— Start RAW DATA —

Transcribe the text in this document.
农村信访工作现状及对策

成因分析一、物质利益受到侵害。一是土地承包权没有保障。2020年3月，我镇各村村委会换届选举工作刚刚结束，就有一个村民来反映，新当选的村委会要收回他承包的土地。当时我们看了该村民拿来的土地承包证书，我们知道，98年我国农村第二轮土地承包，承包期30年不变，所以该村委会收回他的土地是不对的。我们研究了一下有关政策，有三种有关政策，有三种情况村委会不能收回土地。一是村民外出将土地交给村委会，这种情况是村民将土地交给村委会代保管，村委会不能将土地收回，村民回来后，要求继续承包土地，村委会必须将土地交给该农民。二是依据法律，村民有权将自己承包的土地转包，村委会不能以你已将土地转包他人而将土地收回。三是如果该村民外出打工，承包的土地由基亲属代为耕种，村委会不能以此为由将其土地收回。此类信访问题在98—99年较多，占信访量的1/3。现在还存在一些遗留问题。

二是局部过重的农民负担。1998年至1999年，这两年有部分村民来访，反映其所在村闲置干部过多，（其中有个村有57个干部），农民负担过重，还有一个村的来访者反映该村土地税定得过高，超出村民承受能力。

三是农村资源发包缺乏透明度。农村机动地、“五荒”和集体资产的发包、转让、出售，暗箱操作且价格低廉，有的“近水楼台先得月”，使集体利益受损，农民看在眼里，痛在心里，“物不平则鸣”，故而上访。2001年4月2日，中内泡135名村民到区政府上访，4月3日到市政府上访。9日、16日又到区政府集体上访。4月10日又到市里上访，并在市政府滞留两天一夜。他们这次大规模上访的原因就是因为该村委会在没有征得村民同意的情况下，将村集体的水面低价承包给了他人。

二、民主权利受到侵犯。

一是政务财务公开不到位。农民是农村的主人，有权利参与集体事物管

— End RAW DATA —
— Start RAW DATA —

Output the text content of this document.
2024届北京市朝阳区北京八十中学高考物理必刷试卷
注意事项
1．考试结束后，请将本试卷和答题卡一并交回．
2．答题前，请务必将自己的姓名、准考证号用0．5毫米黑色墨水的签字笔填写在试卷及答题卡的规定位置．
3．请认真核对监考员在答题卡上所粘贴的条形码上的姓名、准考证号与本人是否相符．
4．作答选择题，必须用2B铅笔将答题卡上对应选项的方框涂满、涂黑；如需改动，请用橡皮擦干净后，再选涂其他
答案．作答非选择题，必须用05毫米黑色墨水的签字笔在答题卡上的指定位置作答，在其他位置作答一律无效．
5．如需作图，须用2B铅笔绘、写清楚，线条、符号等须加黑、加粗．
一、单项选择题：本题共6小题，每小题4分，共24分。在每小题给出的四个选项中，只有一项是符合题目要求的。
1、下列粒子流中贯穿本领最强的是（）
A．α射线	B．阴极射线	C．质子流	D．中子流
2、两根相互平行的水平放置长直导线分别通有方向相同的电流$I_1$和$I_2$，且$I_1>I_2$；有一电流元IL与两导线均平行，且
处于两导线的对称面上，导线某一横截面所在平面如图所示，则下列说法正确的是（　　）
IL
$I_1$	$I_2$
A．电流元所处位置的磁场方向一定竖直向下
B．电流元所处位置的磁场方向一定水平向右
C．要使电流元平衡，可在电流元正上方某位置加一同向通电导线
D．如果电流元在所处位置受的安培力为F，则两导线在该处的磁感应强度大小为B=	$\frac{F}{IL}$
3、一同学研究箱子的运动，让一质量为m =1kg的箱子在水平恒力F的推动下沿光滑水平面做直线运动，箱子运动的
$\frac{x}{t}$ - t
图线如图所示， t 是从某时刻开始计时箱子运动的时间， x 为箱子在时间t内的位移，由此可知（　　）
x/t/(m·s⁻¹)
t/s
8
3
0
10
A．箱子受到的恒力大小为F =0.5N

— End RAW DATA —
— Start RAW DATA —

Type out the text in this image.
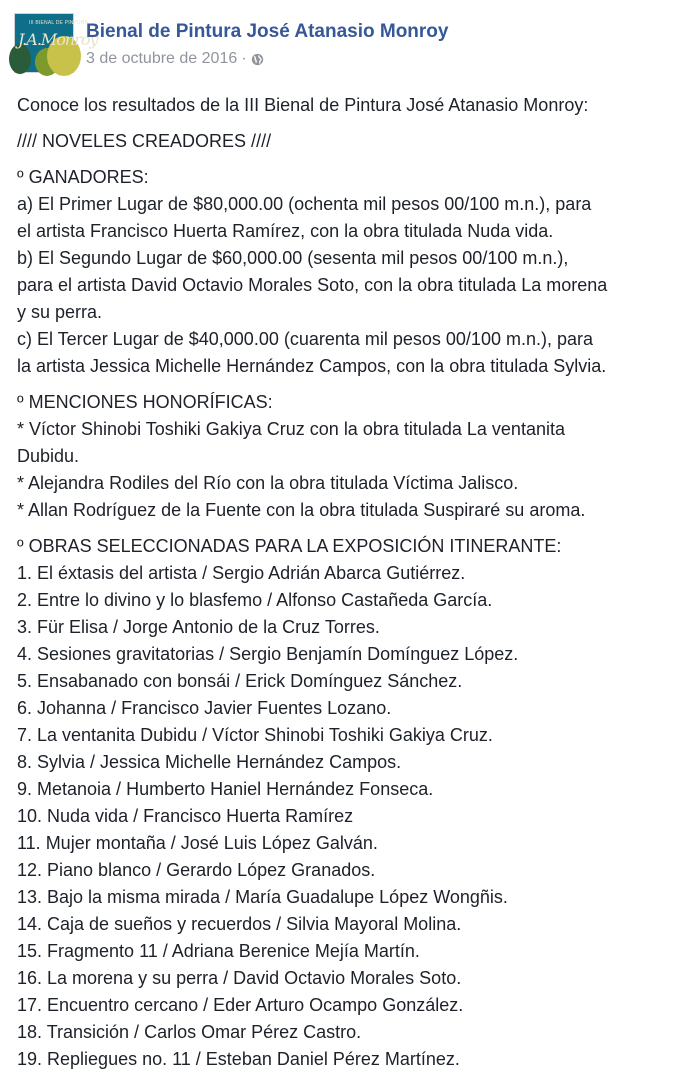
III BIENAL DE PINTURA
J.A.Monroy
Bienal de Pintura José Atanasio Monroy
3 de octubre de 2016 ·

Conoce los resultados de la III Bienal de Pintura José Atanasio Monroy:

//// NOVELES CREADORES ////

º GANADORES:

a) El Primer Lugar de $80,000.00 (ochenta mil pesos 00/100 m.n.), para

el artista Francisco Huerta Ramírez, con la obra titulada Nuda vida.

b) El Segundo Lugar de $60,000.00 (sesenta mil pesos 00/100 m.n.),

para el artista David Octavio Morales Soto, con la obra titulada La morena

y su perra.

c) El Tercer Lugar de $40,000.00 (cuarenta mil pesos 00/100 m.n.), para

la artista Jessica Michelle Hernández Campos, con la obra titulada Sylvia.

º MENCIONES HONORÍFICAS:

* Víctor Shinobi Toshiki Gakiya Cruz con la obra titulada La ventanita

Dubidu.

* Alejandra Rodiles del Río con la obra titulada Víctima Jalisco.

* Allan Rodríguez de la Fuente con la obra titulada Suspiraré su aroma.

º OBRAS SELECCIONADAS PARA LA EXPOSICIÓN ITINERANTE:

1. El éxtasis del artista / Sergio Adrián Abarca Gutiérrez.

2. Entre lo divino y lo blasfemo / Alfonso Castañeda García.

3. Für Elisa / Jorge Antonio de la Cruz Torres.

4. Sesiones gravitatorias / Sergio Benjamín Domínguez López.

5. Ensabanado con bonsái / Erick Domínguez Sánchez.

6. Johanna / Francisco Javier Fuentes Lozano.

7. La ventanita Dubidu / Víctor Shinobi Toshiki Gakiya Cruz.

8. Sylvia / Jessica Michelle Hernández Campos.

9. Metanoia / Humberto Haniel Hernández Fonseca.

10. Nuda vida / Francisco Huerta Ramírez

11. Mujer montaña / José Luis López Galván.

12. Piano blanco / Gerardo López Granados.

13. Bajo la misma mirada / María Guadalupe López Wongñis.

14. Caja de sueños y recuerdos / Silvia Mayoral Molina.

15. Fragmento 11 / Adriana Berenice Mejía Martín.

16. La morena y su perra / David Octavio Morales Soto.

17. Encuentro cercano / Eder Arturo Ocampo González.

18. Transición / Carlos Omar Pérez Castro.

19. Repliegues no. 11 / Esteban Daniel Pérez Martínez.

— End RAW DATA —

*TASK GOAL:* In the records above, find each line with the word "perra" and copy it.

*EXERCISE SOLUTION:*
y su perra.
16. La morena y su perra / David Octavio Morales Soto.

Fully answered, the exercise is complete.